What you are asked to do
Without the pictures, reproduce the records that follow exactly.

* start *

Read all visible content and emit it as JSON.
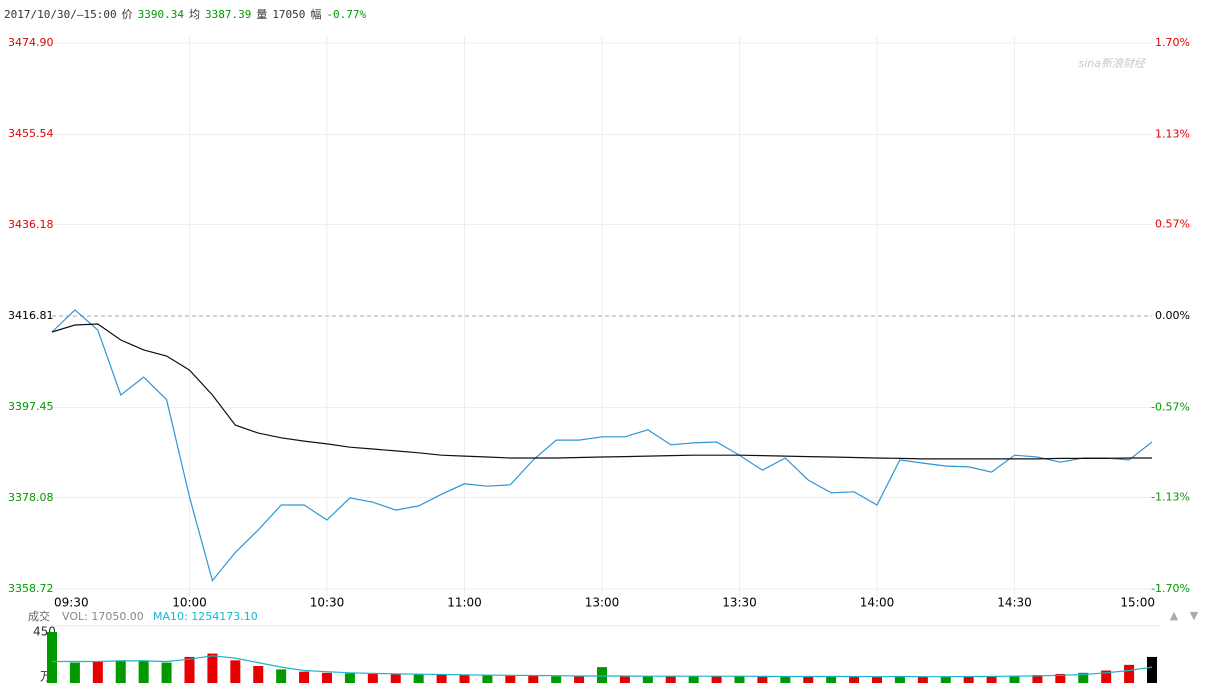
{
  "header": {
    "datetime": "2017/10/30/—15:00",
    "price_label": "价",
    "price": "3390.34",
    "avg_label": "均",
    "avg": "3387.39",
    "vol_label": "量",
    "vol": "17050",
    "chg_label": "幅",
    "chg": "-0.77%"
  },
  "watermark": "sina新浪财经",
  "controls": [
    "▲",
    "▼"
  ],
  "chart_data": [
    {
      "type": "line",
      "categories": [
        "09:30",
        null,
        null,
        null,
        null,
        null,
        "10:00",
        null,
        null,
        null,
        null,
        null,
        "10:30",
        null,
        null,
        null,
        null,
        null,
        "11:00",
        null,
        null,
        null,
        null,
        null,
        "13:00",
        null,
        null,
        null,
        null,
        null,
        "13:30",
        null,
        null,
        null,
        null,
        null,
        "14:00",
        null,
        null,
        null,
        null,
        null,
        "14:30",
        null,
        null,
        null,
        null,
        null,
        "15:00"
      ],
      "series": [
        {
          "color": "#2e96d6",
          "values": [
            3413.4,
            3418.1,
            3413.8,
            3400.0,
            3403.8,
            3399.0,
            3378.3,
            3360.5,
            3366.5,
            3371.3,
            3376.6,
            3376.6,
            3373.4,
            3378.1,
            3377.2,
            3375.5,
            3376.4,
            3378.9,
            3381.1,
            3380.6,
            3380.9,
            3386.2,
            3390.4,
            3390.4,
            3391.1,
            3391.1,
            3392.6,
            3389.4,
            3389.8,
            3390.0,
            3387.2,
            3384.0,
            3386.6,
            3381.9,
            3379.2,
            3379.4,
            3376.6,
            3386.2,
            3385.5,
            3384.9,
            3384.7,
            3383.6,
            3387.2,
            3386.8,
            3385.7,
            3386.6,
            3386.6,
            3386.2,
            3390.0
          ]
        },
        {
          "color": "#111111",
          "values": [
            3413.4,
            3414.9,
            3415.1,
            3411.7,
            3409.6,
            3408.3,
            3405.3,
            3400.0,
            3393.6,
            3391.9,
            3390.9,
            3390.2,
            3389.6,
            3388.9,
            3388.5,
            3388.1,
            3387.7,
            3387.2,
            3387.0,
            3386.8,
            3386.6,
            3386.6,
            3386.6,
            3386.7,
            3386.8,
            3386.9,
            3387.0,
            3387.1,
            3387.2,
            3387.2,
            3387.2,
            3387.1,
            3387.0,
            3386.9,
            3386.8,
            3386.7,
            3386.6,
            3386.5,
            3386.4,
            3386.4,
            3386.4,
            3386.4,
            3386.4,
            3386.4,
            3386.5,
            3386.5,
            3386.5,
            3386.6,
            3386.6
          ]
        }
      ],
      "ylim": [
        3358.72,
        3474.9
      ],
      "yticks": [
        {
          "value": 3474.9,
          "label": "3474.90"
        },
        3455.54,
        3436.18,
        3416.81,
        3397.45,
        3378.08,
        3358.72
      ],
      "y2lim": [
        -1.7,
        1.7
      ],
      "y2ticks": [
        {
          "value": 1.7,
          "label": "1.70%"
        },
        {
          "value": 1.13,
          "label": "1.13%"
        },
        {
          "value": 0.57,
          "label": "0.57%"
        },
        {
          "value": 0,
          "label": "0.00%"
        },
        {
          "value": -0.57,
          "label": "-0.57%"
        },
        {
          "value": -1.13,
          "label": "-1.13%"
        },
        {
          "value": -1.7,
          "label": "-1.70%"
        }
      ],
      "up_color": "#e60000",
      "down_color": "#009900",
      "flat_color": "#000000",
      "grid": true
    },
    {
      "type": "bar",
      "title": "成交",
      "vol_text": "VOL: 17050.00",
      "ma_text": "MA10: 1254173.10",
      "unit": "万",
      "ylim": [
        0,
        450
      ],
      "yticks": [
        450
      ],
      "series": [
        {
          "colors": [
            "#009900",
            "#009900",
            "#e60000",
            "#009900",
            "#009900",
            "#009900",
            "#e60000",
            "#e60000",
            "#e60000",
            "#e60000",
            "#009900",
            "#e60000",
            "#e60000",
            "#009900",
            "#e60000",
            "#e60000",
            "#009900",
            "#e60000",
            "#e60000",
            "#009900",
            "#e60000",
            "#e60000",
            "#009900",
            "#e60000",
            "#009900",
            "#e60000",
            "#009900",
            "#e60000",
            "#009900",
            "#e60000",
            "#009900",
            "#e60000",
            "#009900",
            "#e60000",
            "#009900",
            "#e60000",
            "#e60000",
            "#009900",
            "#e60000",
            "#009900",
            "#e60000",
            "#e60000",
            "#009900",
            "#e60000",
            "#e60000",
            "#009900",
            "#e60000",
            "#e60000",
            "#000000"
          ],
          "values": [
            450,
            180,
            190,
            200,
            200,
            180,
            230,
            260,
            200,
            150,
            120,
            100,
            90,
            85,
            80,
            80,
            75,
            75,
            70,
            70,
            65,
            65,
            60,
            60,
            140,
            60,
            60,
            60,
            60,
            60,
            60,
            55,
            55,
            60,
            60,
            55,
            55,
            60,
            55,
            55,
            60,
            60,
            65,
            70,
            80,
            90,
            110,
            160,
            230
          ]
        },
        {
          "color": "#19b5cc",
          "values": [
            190,
            190,
            190,
            195,
            195,
            190,
            210,
            240,
            220,
            180,
            140,
            110,
            100,
            90,
            85,
            80,
            78,
            75,
            72,
            70,
            68,
            66,
            64,
            62,
            62,
            62,
            60,
            60,
            60,
            60,
            60,
            58,
            57,
            57,
            58,
            57,
            56,
            57,
            56,
            56,
            57,
            58,
            60,
            63,
            68,
            75,
            90,
            110,
            140
          ]
        }
      ]
    }
  ]
}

* end *

Expected output
Read all visible content and emit it as JSON.
{
  "header": {
    "datetime": "2017/10/30/—15:00",
    "price_label": "价",
    "price": "3390.34",
    "avg_label": "均",
    "avg": "3387.39",
    "vol_label": "量",
    "vol": "17050",
    "chg_label": "幅",
    "chg": "-0.77%"
  },
  "watermark": "sina新浪财经",
  "controls": [
    "▲",
    "▼"
  ],
  "chart_data": [
    {
      "type": "line",
      "categories": [
        "09:30",
        null,
        null,
        null,
        null,
        null,
        "10:00",
        null,
        null,
        null,
        null,
        null,
        "10:30",
        null,
        null,
        null,
        null,
        null,
        "11:00",
        null,
        null,
        null,
        null,
        null,
        "13:00",
        null,
        null,
        null,
        null,
        null,
        "13:30",
        null,
        null,
        null,
        null,
        null,
        "14:00",
        null,
        null,
        null,
        null,
        null,
        "14:30",
        null,
        null,
        null,
        null,
        null,
        "15:00"
      ],
      "series": [
        {
          "color": "#2e96d6",
          "values": [
            3413.4,
            3418.1,
            3413.8,
            3400.0,
            3403.8,
            3399.0,
            3378.3,
            3360.5,
            3366.5,
            3371.3,
            3376.6,
            3376.6,
            3373.4,
            3378.1,
            3377.2,
            3375.5,
            3376.4,
            3378.9,
            3381.1,
            3380.6,
            3380.9,
            3386.2,
            3390.4,
            3390.4,
            3391.1,
            3391.1,
            3392.6,
            3389.4,
            3389.8,
            3390.0,
            3387.2,
            3384.0,
            3386.6,
            3381.9,
            3379.2,
            3379.4,
            3376.6,
            3386.2,
            3385.5,
            3384.9,
            3384.7,
            3383.6,
            3387.2,
            3386.8,
            3385.7,
            3386.6,
            3386.6,
            3386.2,
            3390.0
          ]
        },
        {
          "color": "#111111",
          "values": [
            3413.4,
            3414.9,
            3415.1,
            3411.7,
            3409.6,
            3408.3,
            3405.3,
            3400.0,
            3393.6,
            3391.9,
            3390.9,
            3390.2,
            3389.6,
            3388.9,
            3388.5,
            3388.1,
            3387.7,
            3387.2,
            3387.0,
            3386.8,
            3386.6,
            3386.6,
            3386.6,
            3386.7,
            3386.8,
            3386.9,
            3387.0,
            3387.1,
            3387.2,
            3387.2,
            3387.2,
            3387.1,
            3387.0,
            3386.9,
            3386.8,
            3386.7,
            3386.6,
            3386.5,
            3386.4,
            3386.4,
            3386.4,
            3386.4,
            3386.4,
            3386.4,
            3386.5,
            3386.5,
            3386.5,
            3386.6,
            3386.6
          ]
        }
      ],
      "ylim": [
        3358.72,
        3474.9
      ],
      "yticks": [
        {
          "value": 3474.9,
          "label": "3474.90"
        },
        3455.54,
        3436.18,
        3416.81,
        3397.45,
        3378.08,
        3358.72
      ],
      "y2lim": [
        -1.7,
        1.7
      ],
      "y2ticks": [
        {
          "value": 1.7,
          "label": "1.70%"
        },
        {
          "value": 1.13,
          "label": "1.13%"
        },
        {
          "value": 0.57,
          "label": "0.57%"
        },
        {
          "value": 0,
          "label": "0.00%"
        },
        {
          "value": -0.57,
          "label": "-0.57%"
        },
        {
          "value": -1.13,
          "label": "-1.13%"
        },
        {
          "value": -1.7,
          "label": "-1.70%"
        }
      ],
      "up_color": "#e60000",
      "down_color": "#009900",
      "flat_color": "#000000",
      "grid": true
    },
    {
      "type": "bar",
      "title": "成交",
      "vol_text": "VOL: 17050.00",
      "ma_text": "MA10: 1254173.10",
      "unit": "万",
      "ylim": [
        0,
        450
      ],
      "yticks": [
        450
      ],
      "series": [
        {
          "colors": [
            "#009900",
            "#009900",
            "#e60000",
            "#009900",
            "#009900",
            "#009900",
            "#e60000",
            "#e60000",
            "#e60000",
            "#e60000",
            "#009900",
            "#e60000",
            "#e60000",
            "#009900",
            "#e60000",
            "#e60000",
            "#009900",
            "#e60000",
            "#e60000",
            "#009900",
            "#e60000",
            "#e60000",
            "#009900",
            "#e60000",
            "#009900",
            "#e60000",
            "#009900",
            "#e60000",
            "#009900",
            "#e60000",
            "#009900",
            "#e60000",
            "#009900",
            "#e60000",
            "#009900",
            "#e60000",
            "#e60000",
            "#009900",
            "#e60000",
            "#009900",
            "#e60000",
            "#e60000",
            "#009900",
            "#e60000",
            "#e60000",
            "#009900",
            "#e60000",
            "#e60000",
            "#000000"
          ],
          "values": [
            450,
            180,
            190,
            200,
            200,
            180,
            230,
            260,
            200,
            150,
            120,
            100,
            90,
            85,
            80,
            80,
            75,
            75,
            70,
            70,
            65,
            65,
            60,
            60,
            140,
            60,
            60,
            60,
            60,
            60,
            60,
            55,
            55,
            60,
            60,
            55,
            55,
            60,
            55,
            55,
            60,
            60,
            65,
            70,
            80,
            90,
            110,
            160,
            230
          ]
        },
        {
          "color": "#19b5cc",
          "values": [
            190,
            190,
            190,
            195,
            195,
            190,
            210,
            240,
            220,
            180,
            140,
            110,
            100,
            90,
            85,
            80,
            78,
            75,
            72,
            70,
            68,
            66,
            64,
            62,
            62,
            62,
            60,
            60,
            60,
            60,
            60,
            58,
            57,
            57,
            58,
            57,
            56,
            57,
            56,
            56,
            57,
            58,
            60,
            63,
            68,
            75,
            90,
            110,
            140
          ]
        }
      ]
    }
  ]
}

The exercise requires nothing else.